Brief:
Give back each entry unchanged, minus pictures.

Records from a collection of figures
((

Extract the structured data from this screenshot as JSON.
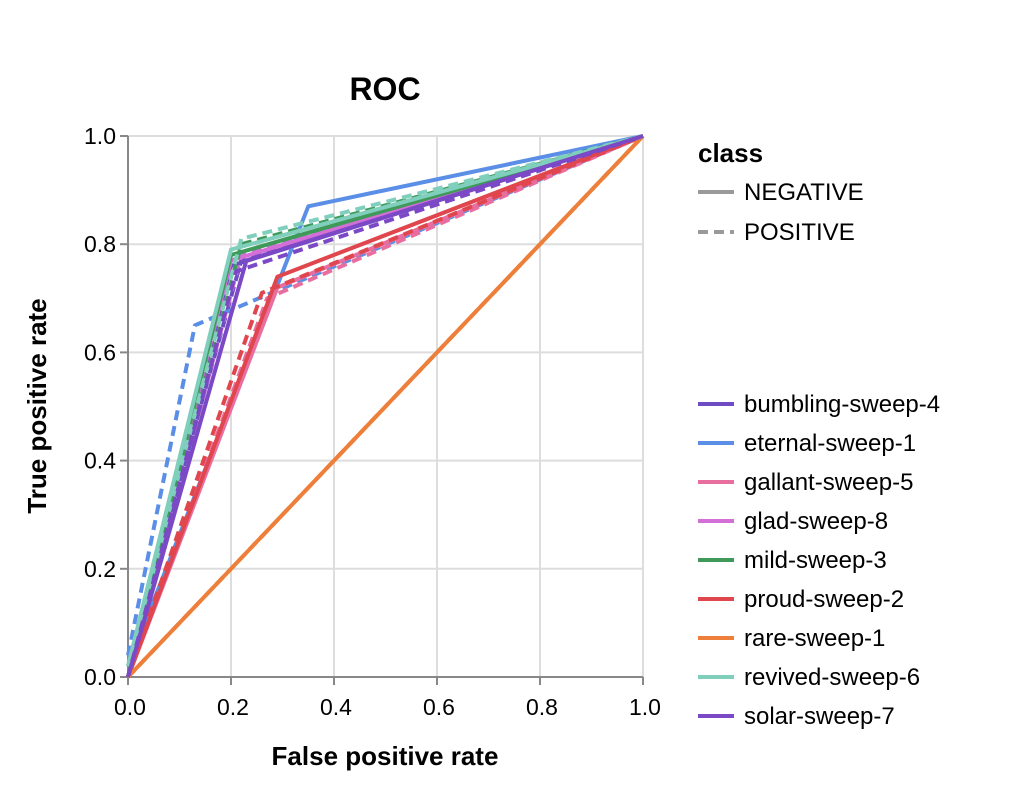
{
  "chart_data": {
    "type": "line",
    "title": "ROC",
    "xlabel": "False positive rate",
    "ylabel": "True positive rate",
    "xlim": [
      0,
      1
    ],
    "ylim": [
      0,
      1
    ],
    "x_ticks": [
      "0.0",
      "0.2",
      "0.4",
      "0.6",
      "0.8",
      "1.0"
    ],
    "y_ticks": [
      "0.0",
      "0.2",
      "0.4",
      "0.6",
      "0.8",
      "1.0"
    ],
    "grid": true,
    "legend_placement": "right",
    "class_legend": {
      "title": "class",
      "items": [
        {
          "label": "NEGATIVE",
          "dash": "solid"
        },
        {
          "label": "POSITIVE",
          "dash": "dashed"
        }
      ]
    },
    "series": [
      {
        "name": "bumbling-sweep-4",
        "color": "#6f4cc4",
        "negative": [
          [
            0,
            0
          ],
          [
            0.2,
            0.76
          ],
          [
            1,
            1
          ]
        ],
        "positive": [
          [
            0,
            0.02
          ],
          [
            0.22,
            0.77
          ],
          [
            1,
            1
          ]
        ]
      },
      {
        "name": "eternal-sweep-1",
        "color": "#5b8ee6",
        "negative": [
          [
            0,
            0.02
          ],
          [
            0.35,
            0.87
          ],
          [
            1,
            1
          ]
        ],
        "positive": [
          [
            0,
            0.04
          ],
          [
            0.13,
            0.65
          ],
          [
            1,
            1
          ]
        ]
      },
      {
        "name": "gallant-sweep-5",
        "color": "#e86ea0",
        "negative": [
          [
            0,
            0
          ],
          [
            0.29,
            0.72
          ],
          [
            1,
            1
          ]
        ],
        "positive": [
          [
            0,
            0
          ],
          [
            0.27,
            0.7
          ],
          [
            1,
            1
          ]
        ]
      },
      {
        "name": "glad-sweep-8",
        "color": "#d56fd8",
        "negative": [
          [
            0,
            0
          ],
          [
            0.2,
            0.77
          ],
          [
            1,
            1
          ]
        ],
        "positive": [
          [
            0,
            0
          ],
          [
            0.22,
            0.78
          ],
          [
            1,
            1
          ]
        ]
      },
      {
        "name": "mild-sweep-3",
        "color": "#3f9a5a",
        "negative": [
          [
            0,
            0
          ],
          [
            0.2,
            0.78
          ],
          [
            1,
            1
          ]
        ],
        "positive": [
          [
            0,
            0
          ],
          [
            0.22,
            0.8
          ],
          [
            1,
            1
          ]
        ]
      },
      {
        "name": "proud-sweep-2",
        "color": "#e0464d",
        "negative": [
          [
            0,
            0
          ],
          [
            0.29,
            0.74
          ],
          [
            1,
            1
          ]
        ],
        "positive": [
          [
            0,
            0
          ],
          [
            0.26,
            0.71
          ],
          [
            1,
            1
          ]
        ]
      },
      {
        "name": "rare-sweep-1",
        "color": "#ee7f3b",
        "negative": [
          [
            0,
            0
          ],
          [
            1,
            1
          ]
        ],
        "positive": [
          [
            0,
            0
          ],
          [
            1,
            1
          ]
        ]
      },
      {
        "name": "revived-sweep-6",
        "color": "#7fcfbc",
        "negative": [
          [
            0,
            0.02
          ],
          [
            0.2,
            0.79
          ],
          [
            1,
            1
          ]
        ],
        "positive": [
          [
            0,
            0.02
          ],
          [
            0.22,
            0.81
          ],
          [
            1,
            1
          ]
        ]
      },
      {
        "name": "solar-sweep-7",
        "color": "#7b48c6",
        "negative": [
          [
            0,
            0
          ],
          [
            0.23,
            0.77
          ],
          [
            1,
            1
          ]
        ],
        "positive": [
          [
            0,
            0
          ],
          [
            0.21,
            0.75
          ],
          [
            1,
            1
          ]
        ]
      }
    ]
  }
}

))

Task response:
Extract the structured data from this screenshot as JSON.
{
  "chart_data": {
    "type": "line",
    "title": "ROC",
    "xlabel": "False positive rate",
    "ylabel": "True positive rate",
    "xlim": [
      0,
      1
    ],
    "ylim": [
      0,
      1
    ],
    "x_ticks": [
      "0.0",
      "0.2",
      "0.4",
      "0.6",
      "0.8",
      "1.0"
    ],
    "y_ticks": [
      "0.0",
      "0.2",
      "0.4",
      "0.6",
      "0.8",
      "1.0"
    ],
    "grid": true,
    "legend_placement": "right",
    "class_legend": {
      "title": "class",
      "items": [
        {
          "label": "NEGATIVE",
          "dash": "solid"
        },
        {
          "label": "POSITIVE",
          "dash": "dashed"
        }
      ]
    },
    "series": [
      {
        "name": "bumbling-sweep-4",
        "color": "#6f4cc4",
        "negative": [
          [
            0,
            0
          ],
          [
            0.2,
            0.76
          ],
          [
            1,
            1
          ]
        ],
        "positive": [
          [
            0,
            0.02
          ],
          [
            0.22,
            0.77
          ],
          [
            1,
            1
          ]
        ]
      },
      {
        "name": "eternal-sweep-1",
        "color": "#5b8ee6",
        "negative": [
          [
            0,
            0.02
          ],
          [
            0.35,
            0.87
          ],
          [
            1,
            1
          ]
        ],
        "positive": [
          [
            0,
            0.04
          ],
          [
            0.13,
            0.65
          ],
          [
            1,
            1
          ]
        ]
      },
      {
        "name": "gallant-sweep-5",
        "color": "#e86ea0",
        "negative": [
          [
            0,
            0
          ],
          [
            0.29,
            0.72
          ],
          [
            1,
            1
          ]
        ],
        "positive": [
          [
            0,
            0
          ],
          [
            0.27,
            0.7
          ],
          [
            1,
            1
          ]
        ]
      },
      {
        "name": "glad-sweep-8",
        "color": "#d56fd8",
        "negative": [
          [
            0,
            0
          ],
          [
            0.2,
            0.77
          ],
          [
            1,
            1
          ]
        ],
        "positive": [
          [
            0,
            0
          ],
          [
            0.22,
            0.78
          ],
          [
            1,
            1
          ]
        ]
      },
      {
        "name": "mild-sweep-3",
        "color": "#3f9a5a",
        "negative": [
          [
            0,
            0
          ],
          [
            0.2,
            0.78
          ],
          [
            1,
            1
          ]
        ],
        "positive": [
          [
            0,
            0
          ],
          [
            0.22,
            0.8
          ],
          [
            1,
            1
          ]
        ]
      },
      {
        "name": "proud-sweep-2",
        "color": "#e0464d",
        "negative": [
          [
            0,
            0
          ],
          [
            0.29,
            0.74
          ],
          [
            1,
            1
          ]
        ],
        "positive": [
          [
            0,
            0
          ],
          [
            0.26,
            0.71
          ],
          [
            1,
            1
          ]
        ]
      },
      {
        "name": "rare-sweep-1",
        "color": "#ee7f3b",
        "negative": [
          [
            0,
            0
          ],
          [
            1,
            1
          ]
        ],
        "positive": [
          [
            0,
            0
          ],
          [
            1,
            1
          ]
        ]
      },
      {
        "name": "revived-sweep-6",
        "color": "#7fcfbc",
        "negative": [
          [
            0,
            0.02
          ],
          [
            0.2,
            0.79
          ],
          [
            1,
            1
          ]
        ],
        "positive": [
          [
            0,
            0.02
          ],
          [
            0.22,
            0.81
          ],
          [
            1,
            1
          ]
        ]
      },
      {
        "name": "solar-sweep-7",
        "color": "#7b48c6",
        "negative": [
          [
            0,
            0
          ],
          [
            0.23,
            0.77
          ],
          [
            1,
            1
          ]
        ],
        "positive": [
          [
            0,
            0
          ],
          [
            0.21,
            0.75
          ],
          [
            1,
            1
          ]
        ]
      }
    ]
  }
}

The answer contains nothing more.